DOCUMENT EXCERPT –

···

Legendary Countdown Preceded the First Moon Landing Mission

Legendary Countdown Preceded the First Moon Landing Mission

The voice of Jack King: “3, 2, 1, zero, all engines running. Lliftoff! We have a liftoff at 32 minutes past the hour (9:32 a.m. EDT, July 16, 1969), liftoff on Apollo 11.”
The voice of Jack King: “3, 2, 1, zero, all engines running. Liftoff! We have a liftoff at 32 minutes past the hour (9:32 a.m. EDT, July 16, 1969), liftoff on Apollo 11.” Photo credit: NASA

By Bob Granath

A countdown first was used as part of a rocket’s launch to the Moon in the 1929 science-fiction movie “Frau im Mond” (Woman in the Moon). Ironically, a countdown led to the voyage of Neil Armstrong, Mike Collins and Buzz Aldrin completing the first mission to actually land humans on the Moon 40 years later. The day Apollo 11 lifted off on its extraordinary flight, July 16, 1969, hundreds of millions on every continent around the world watched and listened on live television to what became the most famous countdown.

···

INFORMATION SHOWN –
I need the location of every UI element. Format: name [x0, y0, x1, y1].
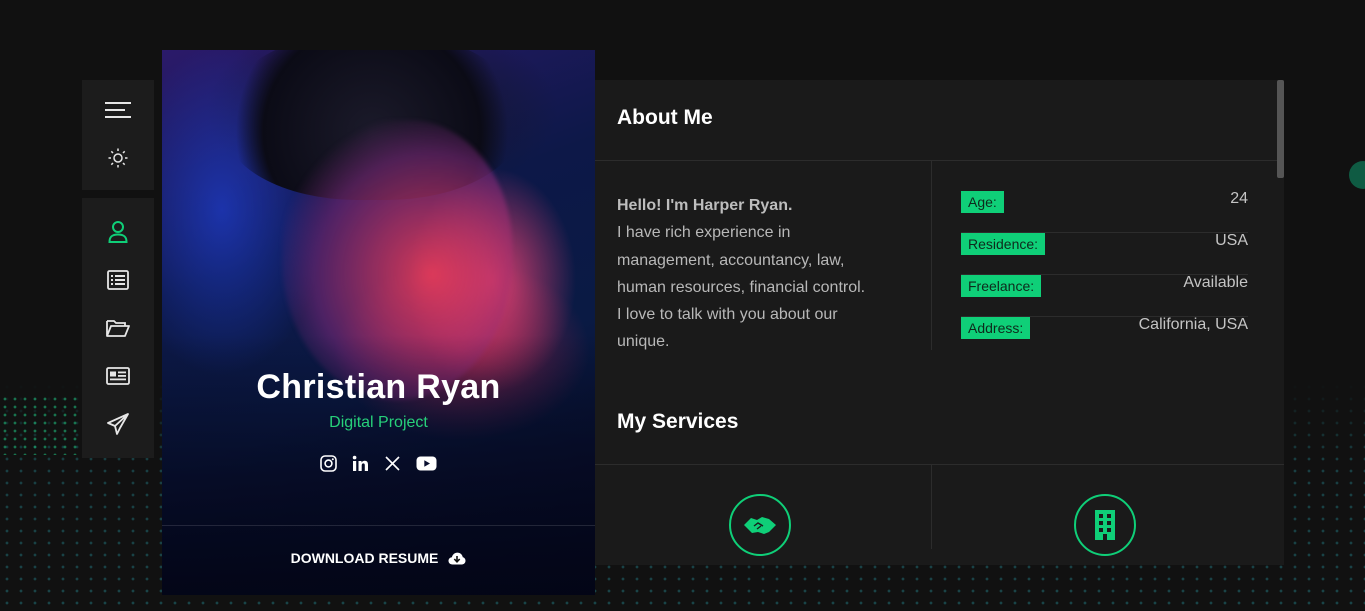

···

EXERCISES –
1 – Reproduce word for word the part of the Apollo 11 countdown article that opens with the words containing "A countdown first" and closes with "most famous countdown.".
2 – According to the Apollo 11 countdown article, in which movie was a countdown first used as part of a rocket's launch to the Moon?
3 – State whether each statement agrees with the Apollo 11 countdown article, answering yes or no and quoting the deciding words: (a) Hundreds of millions of people watched the Apollo 11 countdown on live television. (b) Apollo 11 lifted off at 32 minutes past the hour. (c) The Apollo 11 crew was Neil Armstrong, Mike Collins and John Glenn.

OUTPUTS –
1 –
A countdown first was used as part of a rocket’s launch to the Moon in the 1929 science-fiction movie “Frau im Mond” (Woman in the Moon). Ironically, a countdown led to the voyage of Neil Armstrong, Mike Collins and Buzz Aldrin completing the first mission to actually land humans on the Moon 40 years later. The day Apollo 11 lifted off on its extraordinary flight, July 16, 1969, hundreds of millions on every continent around the world watched and listened on live television to what became the most famous countdown.

2 – The 1929 science-fiction movie "Frau im Mond" (Woman in the Moon).

3 –
(a) Yes: "hundreds of millions on every continent around the world watched and listened on live television"
(b) Yes: "We have a liftoff at 32 minutes past the hour"
(c) No: "Neil Armstrong, Mike Collins and Buzz Aldrin"